◆ TASK
Only a number is wanted: the count of lines in this listing that contain "gain".

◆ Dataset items
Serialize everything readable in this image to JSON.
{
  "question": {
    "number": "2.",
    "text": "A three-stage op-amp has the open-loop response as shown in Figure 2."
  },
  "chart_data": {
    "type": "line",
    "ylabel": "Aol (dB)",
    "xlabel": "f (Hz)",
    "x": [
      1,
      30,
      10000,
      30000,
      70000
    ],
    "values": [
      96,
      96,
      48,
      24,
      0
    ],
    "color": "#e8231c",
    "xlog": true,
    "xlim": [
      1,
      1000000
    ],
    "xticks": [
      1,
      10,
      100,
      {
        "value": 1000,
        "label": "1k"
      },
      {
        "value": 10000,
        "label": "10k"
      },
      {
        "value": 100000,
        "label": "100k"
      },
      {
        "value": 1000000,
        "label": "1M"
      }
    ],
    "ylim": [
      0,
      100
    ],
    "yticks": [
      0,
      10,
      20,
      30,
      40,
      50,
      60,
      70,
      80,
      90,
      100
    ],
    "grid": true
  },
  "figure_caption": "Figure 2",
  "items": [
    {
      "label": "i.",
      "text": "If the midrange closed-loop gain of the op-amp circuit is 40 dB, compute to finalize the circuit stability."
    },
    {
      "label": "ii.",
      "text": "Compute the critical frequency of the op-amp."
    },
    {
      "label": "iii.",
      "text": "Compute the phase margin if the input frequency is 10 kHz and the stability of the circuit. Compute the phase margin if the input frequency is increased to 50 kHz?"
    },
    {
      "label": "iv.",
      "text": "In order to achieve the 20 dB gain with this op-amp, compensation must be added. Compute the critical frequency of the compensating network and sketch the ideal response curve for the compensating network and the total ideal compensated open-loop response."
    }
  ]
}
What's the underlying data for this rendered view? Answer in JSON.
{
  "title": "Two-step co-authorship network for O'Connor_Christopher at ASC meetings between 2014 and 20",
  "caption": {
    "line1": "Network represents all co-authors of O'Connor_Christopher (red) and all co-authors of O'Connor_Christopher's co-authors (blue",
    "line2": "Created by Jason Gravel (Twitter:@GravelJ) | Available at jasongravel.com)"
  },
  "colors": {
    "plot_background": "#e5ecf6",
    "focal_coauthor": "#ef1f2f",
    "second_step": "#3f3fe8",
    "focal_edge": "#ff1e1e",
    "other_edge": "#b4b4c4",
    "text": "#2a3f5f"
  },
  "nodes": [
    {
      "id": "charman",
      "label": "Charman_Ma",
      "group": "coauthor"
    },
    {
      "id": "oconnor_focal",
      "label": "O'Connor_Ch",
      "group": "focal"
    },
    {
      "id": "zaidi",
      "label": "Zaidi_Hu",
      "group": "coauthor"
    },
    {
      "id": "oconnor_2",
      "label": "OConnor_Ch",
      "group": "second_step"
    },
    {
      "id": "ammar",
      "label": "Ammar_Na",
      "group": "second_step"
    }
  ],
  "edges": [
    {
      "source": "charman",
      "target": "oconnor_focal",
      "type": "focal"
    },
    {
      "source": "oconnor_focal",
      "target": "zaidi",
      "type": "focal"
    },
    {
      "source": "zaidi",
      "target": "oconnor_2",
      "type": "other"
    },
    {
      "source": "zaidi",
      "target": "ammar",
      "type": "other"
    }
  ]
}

◆ RESPONSE TO THIS TASK
2